Start

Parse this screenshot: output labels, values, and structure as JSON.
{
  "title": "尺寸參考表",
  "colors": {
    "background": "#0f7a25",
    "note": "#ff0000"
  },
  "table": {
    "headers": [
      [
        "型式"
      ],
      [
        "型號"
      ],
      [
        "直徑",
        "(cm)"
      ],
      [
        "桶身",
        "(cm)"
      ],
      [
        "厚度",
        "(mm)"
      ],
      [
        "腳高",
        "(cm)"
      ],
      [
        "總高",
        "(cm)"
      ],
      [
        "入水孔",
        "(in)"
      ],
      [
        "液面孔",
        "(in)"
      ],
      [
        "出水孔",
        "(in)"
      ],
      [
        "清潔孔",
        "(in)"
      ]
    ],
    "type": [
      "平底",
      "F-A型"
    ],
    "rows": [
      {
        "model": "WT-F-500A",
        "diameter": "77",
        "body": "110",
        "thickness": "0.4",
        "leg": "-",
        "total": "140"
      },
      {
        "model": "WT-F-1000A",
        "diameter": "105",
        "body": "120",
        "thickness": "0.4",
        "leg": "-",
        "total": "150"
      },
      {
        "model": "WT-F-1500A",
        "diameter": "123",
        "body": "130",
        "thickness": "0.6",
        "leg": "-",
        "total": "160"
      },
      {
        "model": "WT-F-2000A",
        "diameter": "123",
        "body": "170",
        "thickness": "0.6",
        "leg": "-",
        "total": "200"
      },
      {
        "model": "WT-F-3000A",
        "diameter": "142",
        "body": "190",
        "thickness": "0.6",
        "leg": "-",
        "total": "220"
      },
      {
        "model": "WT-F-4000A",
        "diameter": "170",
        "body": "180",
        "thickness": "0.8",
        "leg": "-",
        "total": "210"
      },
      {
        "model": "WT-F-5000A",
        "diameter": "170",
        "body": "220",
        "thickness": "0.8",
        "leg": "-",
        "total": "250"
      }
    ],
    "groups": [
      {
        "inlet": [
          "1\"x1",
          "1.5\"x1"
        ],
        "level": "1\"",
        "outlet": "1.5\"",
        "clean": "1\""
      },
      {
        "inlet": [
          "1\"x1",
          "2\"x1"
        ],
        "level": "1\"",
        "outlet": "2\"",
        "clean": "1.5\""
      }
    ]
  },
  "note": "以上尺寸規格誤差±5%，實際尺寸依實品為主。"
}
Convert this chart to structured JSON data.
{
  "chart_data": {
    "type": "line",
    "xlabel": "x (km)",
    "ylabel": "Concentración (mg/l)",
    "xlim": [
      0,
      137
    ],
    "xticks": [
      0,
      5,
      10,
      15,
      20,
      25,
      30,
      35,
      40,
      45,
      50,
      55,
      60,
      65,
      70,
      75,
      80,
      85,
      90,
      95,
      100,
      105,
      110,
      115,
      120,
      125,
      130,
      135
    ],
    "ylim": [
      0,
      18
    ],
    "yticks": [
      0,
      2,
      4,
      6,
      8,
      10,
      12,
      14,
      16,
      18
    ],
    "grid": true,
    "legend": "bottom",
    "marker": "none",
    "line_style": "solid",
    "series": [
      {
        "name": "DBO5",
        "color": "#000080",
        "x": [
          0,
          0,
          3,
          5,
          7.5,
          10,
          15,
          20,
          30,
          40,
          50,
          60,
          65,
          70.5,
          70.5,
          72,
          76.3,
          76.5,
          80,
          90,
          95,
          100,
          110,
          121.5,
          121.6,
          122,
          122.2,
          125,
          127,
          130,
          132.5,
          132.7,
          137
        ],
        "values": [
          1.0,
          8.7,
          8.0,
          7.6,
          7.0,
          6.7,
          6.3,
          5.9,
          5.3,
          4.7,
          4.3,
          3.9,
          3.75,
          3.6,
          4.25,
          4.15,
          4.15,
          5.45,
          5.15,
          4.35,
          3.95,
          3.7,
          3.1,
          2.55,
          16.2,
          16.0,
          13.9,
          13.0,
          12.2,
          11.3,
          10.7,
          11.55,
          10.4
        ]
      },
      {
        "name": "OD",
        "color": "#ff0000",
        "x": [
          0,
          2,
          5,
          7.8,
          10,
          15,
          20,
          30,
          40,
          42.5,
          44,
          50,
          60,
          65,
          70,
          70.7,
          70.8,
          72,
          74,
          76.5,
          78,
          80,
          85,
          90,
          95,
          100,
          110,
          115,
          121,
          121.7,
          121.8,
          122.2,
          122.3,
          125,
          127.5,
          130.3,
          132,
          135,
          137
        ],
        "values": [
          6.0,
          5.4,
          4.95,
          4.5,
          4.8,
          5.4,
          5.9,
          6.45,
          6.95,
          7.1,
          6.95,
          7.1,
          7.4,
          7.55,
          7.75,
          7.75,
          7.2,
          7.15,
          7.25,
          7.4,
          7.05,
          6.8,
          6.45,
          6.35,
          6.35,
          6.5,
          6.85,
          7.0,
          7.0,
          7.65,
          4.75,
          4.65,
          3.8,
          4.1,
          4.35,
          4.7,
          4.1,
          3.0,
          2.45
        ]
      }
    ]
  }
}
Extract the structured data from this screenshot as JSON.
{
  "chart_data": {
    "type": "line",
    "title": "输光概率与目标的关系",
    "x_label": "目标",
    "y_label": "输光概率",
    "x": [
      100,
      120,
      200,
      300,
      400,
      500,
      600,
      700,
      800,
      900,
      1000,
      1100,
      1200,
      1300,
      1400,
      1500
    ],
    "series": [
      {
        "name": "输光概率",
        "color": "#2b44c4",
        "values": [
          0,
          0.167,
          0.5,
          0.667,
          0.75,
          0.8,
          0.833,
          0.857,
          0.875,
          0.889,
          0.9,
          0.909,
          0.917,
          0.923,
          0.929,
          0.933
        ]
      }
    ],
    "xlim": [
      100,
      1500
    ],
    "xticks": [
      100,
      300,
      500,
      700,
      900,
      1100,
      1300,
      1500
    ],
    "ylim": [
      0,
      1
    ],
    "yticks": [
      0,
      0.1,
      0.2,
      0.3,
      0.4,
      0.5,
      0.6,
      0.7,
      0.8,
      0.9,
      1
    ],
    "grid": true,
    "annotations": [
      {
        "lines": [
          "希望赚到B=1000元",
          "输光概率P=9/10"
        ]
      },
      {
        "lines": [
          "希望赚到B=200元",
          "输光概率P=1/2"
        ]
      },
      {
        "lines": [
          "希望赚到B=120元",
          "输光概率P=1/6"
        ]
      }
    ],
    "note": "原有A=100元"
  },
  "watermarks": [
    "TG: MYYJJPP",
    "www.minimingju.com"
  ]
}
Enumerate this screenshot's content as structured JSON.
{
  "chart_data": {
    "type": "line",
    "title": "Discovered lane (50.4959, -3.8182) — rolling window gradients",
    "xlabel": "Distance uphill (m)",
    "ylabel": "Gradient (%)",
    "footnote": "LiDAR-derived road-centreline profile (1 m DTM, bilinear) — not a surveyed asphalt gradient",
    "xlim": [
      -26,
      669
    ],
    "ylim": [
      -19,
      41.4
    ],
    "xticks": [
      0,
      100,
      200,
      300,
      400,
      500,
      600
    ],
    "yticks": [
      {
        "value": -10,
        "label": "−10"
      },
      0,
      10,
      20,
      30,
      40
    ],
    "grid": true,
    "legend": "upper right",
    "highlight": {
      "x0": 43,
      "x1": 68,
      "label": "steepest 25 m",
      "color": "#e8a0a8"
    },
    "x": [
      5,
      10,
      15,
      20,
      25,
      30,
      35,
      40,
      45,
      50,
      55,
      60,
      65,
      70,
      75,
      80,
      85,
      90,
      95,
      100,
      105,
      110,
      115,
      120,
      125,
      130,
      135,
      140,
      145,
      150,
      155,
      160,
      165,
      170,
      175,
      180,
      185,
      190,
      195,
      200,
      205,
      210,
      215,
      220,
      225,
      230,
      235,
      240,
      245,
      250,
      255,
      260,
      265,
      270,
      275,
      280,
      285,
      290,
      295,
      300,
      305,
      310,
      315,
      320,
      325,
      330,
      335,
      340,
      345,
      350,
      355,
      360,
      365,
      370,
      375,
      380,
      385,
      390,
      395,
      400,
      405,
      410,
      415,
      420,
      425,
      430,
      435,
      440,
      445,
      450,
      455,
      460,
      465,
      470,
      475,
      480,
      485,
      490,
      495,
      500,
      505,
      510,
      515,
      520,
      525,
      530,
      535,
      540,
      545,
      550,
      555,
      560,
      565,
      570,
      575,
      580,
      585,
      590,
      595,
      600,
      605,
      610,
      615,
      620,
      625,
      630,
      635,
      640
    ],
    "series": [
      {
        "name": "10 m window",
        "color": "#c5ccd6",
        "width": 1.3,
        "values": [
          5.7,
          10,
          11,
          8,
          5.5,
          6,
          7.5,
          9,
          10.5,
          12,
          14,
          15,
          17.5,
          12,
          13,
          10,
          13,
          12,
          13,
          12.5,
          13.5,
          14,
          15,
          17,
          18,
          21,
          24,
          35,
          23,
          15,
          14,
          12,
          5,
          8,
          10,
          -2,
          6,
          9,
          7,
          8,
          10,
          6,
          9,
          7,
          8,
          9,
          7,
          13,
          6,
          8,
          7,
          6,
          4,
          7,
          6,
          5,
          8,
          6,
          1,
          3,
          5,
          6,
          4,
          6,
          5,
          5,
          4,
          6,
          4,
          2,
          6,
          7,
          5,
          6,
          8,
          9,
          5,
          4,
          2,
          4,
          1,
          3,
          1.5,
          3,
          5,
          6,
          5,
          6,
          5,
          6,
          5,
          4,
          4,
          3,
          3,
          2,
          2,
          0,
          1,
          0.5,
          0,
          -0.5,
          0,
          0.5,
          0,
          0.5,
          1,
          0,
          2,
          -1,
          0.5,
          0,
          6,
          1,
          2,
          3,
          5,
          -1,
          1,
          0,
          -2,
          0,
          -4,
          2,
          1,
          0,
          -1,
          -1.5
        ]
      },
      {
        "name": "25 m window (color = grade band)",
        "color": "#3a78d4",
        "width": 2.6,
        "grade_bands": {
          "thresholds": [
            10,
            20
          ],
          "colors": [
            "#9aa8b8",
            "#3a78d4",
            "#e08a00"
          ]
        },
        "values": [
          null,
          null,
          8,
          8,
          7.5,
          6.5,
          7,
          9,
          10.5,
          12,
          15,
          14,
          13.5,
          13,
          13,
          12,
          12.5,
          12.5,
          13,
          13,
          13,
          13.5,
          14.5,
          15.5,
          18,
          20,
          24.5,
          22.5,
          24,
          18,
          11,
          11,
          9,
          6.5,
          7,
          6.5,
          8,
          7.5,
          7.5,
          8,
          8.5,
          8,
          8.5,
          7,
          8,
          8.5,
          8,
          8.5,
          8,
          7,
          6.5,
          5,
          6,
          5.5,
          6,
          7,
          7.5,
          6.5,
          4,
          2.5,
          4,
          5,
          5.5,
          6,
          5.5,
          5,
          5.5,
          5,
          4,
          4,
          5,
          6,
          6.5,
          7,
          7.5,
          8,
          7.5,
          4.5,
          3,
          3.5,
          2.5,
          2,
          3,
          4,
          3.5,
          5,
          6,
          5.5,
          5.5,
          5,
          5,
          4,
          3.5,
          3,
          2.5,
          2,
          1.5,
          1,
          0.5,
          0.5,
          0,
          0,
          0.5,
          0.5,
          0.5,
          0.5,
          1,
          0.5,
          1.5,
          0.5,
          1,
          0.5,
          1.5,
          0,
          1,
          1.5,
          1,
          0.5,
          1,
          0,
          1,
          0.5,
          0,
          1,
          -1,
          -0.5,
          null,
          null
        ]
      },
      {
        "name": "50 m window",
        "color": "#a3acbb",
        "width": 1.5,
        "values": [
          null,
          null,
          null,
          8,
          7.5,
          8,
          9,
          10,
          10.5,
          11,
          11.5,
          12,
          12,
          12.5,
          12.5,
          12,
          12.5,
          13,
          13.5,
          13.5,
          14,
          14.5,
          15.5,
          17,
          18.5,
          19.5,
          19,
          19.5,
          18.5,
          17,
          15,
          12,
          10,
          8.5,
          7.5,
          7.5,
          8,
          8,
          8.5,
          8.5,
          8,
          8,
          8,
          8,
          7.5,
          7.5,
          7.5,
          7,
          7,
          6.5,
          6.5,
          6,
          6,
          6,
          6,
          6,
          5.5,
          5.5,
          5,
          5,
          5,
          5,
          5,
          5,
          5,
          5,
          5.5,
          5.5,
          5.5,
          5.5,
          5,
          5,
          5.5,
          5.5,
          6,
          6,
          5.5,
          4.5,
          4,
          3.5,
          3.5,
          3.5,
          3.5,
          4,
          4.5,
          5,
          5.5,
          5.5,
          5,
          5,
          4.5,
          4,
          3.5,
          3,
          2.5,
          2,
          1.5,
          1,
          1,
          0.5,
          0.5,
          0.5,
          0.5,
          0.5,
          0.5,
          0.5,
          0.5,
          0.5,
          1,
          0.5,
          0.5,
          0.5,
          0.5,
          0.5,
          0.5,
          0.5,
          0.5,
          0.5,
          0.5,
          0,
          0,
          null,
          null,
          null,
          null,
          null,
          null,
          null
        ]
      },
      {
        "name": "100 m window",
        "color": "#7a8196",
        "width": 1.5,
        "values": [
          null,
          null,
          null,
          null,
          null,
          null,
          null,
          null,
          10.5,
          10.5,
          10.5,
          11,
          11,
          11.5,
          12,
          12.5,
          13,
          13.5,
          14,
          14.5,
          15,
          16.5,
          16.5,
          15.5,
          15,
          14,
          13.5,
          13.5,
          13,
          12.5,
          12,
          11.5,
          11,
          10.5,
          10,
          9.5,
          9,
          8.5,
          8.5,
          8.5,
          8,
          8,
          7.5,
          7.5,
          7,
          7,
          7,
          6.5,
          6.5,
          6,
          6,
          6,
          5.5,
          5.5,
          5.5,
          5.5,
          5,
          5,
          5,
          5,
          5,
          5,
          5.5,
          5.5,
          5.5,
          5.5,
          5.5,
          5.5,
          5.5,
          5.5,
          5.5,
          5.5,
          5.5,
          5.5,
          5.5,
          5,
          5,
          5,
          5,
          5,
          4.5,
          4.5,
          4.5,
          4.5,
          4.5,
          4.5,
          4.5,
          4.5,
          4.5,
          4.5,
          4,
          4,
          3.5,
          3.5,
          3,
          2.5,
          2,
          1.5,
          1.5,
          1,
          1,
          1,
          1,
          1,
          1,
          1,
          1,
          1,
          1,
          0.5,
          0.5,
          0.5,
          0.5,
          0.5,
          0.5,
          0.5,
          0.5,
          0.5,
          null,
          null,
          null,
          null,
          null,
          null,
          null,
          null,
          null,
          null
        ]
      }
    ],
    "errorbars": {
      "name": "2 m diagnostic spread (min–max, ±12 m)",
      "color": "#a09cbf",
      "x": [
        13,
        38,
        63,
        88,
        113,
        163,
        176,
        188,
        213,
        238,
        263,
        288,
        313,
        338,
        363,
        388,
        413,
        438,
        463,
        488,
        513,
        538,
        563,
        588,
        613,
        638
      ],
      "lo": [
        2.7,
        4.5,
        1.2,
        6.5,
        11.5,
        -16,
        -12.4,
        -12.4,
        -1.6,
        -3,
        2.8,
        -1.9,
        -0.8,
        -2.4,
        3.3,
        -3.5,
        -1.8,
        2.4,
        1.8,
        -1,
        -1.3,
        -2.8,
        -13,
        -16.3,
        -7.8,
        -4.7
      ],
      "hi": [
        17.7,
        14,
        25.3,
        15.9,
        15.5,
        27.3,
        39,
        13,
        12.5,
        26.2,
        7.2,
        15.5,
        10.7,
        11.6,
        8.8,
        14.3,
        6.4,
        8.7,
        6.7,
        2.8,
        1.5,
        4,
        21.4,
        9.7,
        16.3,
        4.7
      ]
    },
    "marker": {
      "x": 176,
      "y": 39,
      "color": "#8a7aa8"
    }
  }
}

End

→ **Set problem**: Gather up, from the records above, each line where the word "this" appears.

→ **Exercise solution**:
Parse this screenshot: output labels, values, and structure as JSON.
Convert this chart to structured JSON data.
Extract the structured data from this screenshot as JSON.
Enumerate this screenshot's content as structured JSON.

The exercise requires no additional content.